= WORK REQUIRED =
Write the data out again, exactly as given.
------------------------------------
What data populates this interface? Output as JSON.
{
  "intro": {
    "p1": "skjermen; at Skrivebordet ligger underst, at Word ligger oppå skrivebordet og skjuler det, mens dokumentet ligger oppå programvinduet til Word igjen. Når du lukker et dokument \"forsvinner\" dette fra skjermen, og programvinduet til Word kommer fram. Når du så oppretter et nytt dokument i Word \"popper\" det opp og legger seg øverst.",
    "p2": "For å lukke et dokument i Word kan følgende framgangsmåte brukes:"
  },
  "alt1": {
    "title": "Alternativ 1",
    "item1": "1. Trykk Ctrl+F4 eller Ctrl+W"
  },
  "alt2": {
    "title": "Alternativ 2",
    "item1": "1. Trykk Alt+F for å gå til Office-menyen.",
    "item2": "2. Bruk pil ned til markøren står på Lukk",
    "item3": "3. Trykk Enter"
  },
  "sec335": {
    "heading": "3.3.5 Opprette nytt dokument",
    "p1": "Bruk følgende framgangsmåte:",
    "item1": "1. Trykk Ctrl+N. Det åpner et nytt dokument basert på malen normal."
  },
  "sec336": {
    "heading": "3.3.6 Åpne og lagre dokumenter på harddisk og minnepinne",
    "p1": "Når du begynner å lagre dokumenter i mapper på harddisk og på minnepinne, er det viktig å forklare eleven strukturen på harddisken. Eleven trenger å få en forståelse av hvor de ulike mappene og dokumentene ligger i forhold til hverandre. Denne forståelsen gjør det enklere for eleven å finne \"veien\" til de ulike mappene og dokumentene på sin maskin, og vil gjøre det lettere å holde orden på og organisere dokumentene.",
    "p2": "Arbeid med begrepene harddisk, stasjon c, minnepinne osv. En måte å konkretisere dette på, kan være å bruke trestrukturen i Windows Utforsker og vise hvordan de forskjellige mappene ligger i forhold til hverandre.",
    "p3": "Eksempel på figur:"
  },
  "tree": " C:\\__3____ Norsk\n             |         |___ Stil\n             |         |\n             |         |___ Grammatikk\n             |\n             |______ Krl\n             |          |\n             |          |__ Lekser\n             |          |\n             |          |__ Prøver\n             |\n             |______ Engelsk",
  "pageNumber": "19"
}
------------------------------------
= EXERCISE ANSWER =
What data populates this interface? Output as JSON.
{
  "intro": {
    "p1": "skjermen; at Skrivebordet ligger underst, at Word ligger oppå skrivebordet og skjuler det, mens dokumentet ligger oppå programvinduet til Word igjen. Når du lukker et dokument \"forsvinner\" dette fra skjermen, og programvinduet til Word kommer fram. Når du så oppretter et nytt dokument i Word \"popper\" det opp og legger seg øverst.",
    "p2": "For å lukke et dokument i Word kan følgende framgangsmåte brukes:"
  },
  "alt1": {
    "title": "Alternativ 1",
    "item1": "1. Trykk Ctrl+F4 eller Ctrl+W"
  },
  "alt2": {
    "title": "Alternativ 2",
    "item1": "1. Trykk Alt+F for å gå til Office-menyen.",
    "item2": "2. Bruk pil ned til markøren står på Lukk",
    "item3": "3. Trykk Enter"
  },
  "sec335": {
    "heading": "3.3.5 Opprette nytt dokument",
    "p1": "Bruk følgende framgangsmåte:",
    "item1": "1. Trykk Ctrl+N. Det åpner et nytt dokument basert på malen normal."
  },
  "sec336": {
    "heading": "3.3.6 Åpne og lagre dokumenter på harddisk og minnepinne",
    "p1": "Når du begynner å lagre dokumenter i mapper på harddisk og på minnepinne, er det viktig å forklare eleven strukturen på harddisken. Eleven trenger å få en forståelse av hvor de ulike mappene og dokumentene ligger i forhold til hverandre. Denne forståelsen gjør det enklere for eleven å finne \"veien\" til de ulike mappene og dokumentene på sin maskin, og vil gjøre det lettere å holde orden på og organisere dokumentene.",
    "p2": "Arbeid med begrepene harddisk, stasjon c, minnepinne osv. En måte å konkretisere dette på, kan være å bruke trestrukturen i Windows Utforsker og vise hvordan de forskjellige mappene ligger i forhold til hverandre.",
    "p3": "Eksempel på figur:"
  },
  "tree": " C:\\__3____ Norsk\n             |         |___ Stil\n             |         |\n             |         |___ Grammatikk\n             |\n             |______ Krl\n             |          |\n             |          |__ Lekser\n             |          |\n             |          |__ Prøver\n             |\n             |______ Engelsk",
  "pageNumber": "19"
}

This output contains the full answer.